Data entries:
● ● ● ●
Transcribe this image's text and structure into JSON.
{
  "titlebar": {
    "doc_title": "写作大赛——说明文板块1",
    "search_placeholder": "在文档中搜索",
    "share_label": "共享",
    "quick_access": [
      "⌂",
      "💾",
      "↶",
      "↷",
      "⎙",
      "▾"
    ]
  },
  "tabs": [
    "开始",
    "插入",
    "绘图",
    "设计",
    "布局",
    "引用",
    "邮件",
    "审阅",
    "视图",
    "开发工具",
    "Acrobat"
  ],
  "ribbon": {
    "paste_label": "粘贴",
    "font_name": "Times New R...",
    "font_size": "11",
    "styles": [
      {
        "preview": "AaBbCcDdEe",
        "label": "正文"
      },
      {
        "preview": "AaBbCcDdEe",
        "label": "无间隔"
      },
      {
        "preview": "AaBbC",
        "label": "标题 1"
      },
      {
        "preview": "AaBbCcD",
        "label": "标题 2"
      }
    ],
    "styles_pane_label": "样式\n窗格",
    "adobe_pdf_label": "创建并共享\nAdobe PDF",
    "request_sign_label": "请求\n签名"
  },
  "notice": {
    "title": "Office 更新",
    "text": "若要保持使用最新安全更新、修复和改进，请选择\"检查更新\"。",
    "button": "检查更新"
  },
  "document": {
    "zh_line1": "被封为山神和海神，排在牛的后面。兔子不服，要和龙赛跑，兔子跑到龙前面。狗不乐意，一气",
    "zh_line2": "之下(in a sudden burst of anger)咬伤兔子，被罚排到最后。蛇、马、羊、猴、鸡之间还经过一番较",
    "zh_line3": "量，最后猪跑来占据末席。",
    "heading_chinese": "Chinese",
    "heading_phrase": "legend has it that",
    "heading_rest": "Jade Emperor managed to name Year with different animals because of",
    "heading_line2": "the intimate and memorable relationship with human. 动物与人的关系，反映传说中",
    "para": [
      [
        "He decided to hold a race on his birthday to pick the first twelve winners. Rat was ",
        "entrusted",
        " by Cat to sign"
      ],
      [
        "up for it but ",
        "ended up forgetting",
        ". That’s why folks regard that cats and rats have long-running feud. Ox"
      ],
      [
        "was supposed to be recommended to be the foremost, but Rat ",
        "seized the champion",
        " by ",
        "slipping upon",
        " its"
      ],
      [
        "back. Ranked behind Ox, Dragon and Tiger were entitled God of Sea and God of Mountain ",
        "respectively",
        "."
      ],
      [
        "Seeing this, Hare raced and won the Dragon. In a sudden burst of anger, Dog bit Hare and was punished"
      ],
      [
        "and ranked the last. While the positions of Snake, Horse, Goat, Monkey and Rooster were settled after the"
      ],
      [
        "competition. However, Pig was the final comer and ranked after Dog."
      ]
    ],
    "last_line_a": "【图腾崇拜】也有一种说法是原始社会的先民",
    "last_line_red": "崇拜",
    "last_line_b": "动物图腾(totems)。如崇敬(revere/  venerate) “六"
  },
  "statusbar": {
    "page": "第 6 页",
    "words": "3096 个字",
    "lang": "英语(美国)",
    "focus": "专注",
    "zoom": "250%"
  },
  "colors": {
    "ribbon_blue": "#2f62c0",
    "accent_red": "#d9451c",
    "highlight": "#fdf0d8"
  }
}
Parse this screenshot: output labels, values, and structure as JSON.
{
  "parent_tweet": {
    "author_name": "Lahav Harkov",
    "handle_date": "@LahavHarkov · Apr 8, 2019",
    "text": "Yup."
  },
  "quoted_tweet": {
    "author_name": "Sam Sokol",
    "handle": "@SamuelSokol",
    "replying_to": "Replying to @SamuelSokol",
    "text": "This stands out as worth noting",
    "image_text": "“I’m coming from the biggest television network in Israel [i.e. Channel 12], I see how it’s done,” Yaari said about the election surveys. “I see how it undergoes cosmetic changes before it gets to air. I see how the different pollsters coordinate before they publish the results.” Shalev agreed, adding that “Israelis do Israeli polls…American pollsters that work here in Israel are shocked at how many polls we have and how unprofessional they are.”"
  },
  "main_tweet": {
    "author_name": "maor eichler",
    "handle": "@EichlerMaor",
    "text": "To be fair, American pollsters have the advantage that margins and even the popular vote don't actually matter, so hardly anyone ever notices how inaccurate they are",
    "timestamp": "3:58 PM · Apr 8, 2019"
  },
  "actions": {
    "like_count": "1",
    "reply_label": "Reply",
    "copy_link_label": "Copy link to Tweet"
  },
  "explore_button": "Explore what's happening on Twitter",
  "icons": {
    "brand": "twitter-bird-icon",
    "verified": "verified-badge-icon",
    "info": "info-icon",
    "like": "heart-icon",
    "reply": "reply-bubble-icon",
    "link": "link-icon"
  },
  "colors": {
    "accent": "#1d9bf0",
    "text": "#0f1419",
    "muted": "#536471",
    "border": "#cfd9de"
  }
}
● ● ● ●
▶ _Exercise requirements_: Copy every line above in which the string "that" shows up.

▶ _Task output_:
    "heading_phrase": "legend has it that",
        ". That’s why folks regard that cats and rats have long-running feud. Ox"
    "image_text": "“I’m coming from the biggest television network in Israel [i.e. Channel 12], I see how it’s done,” Yaari said about the election surveys. “I see how it undergoes cosmetic changes before it gets to air. I see how the different pollsters coordinate before they publish the results.” Shalev agreed, adding that “Israelis do Israeli polls…American pollsters that work here in Israel are shocked at how many polls we have and how unprofessional they are.”"
    "text": "To be fair, American pollsters have the advantage that margins and even the popular vote don't actually matter, so hardly anyone ever notices how inaccurate they are",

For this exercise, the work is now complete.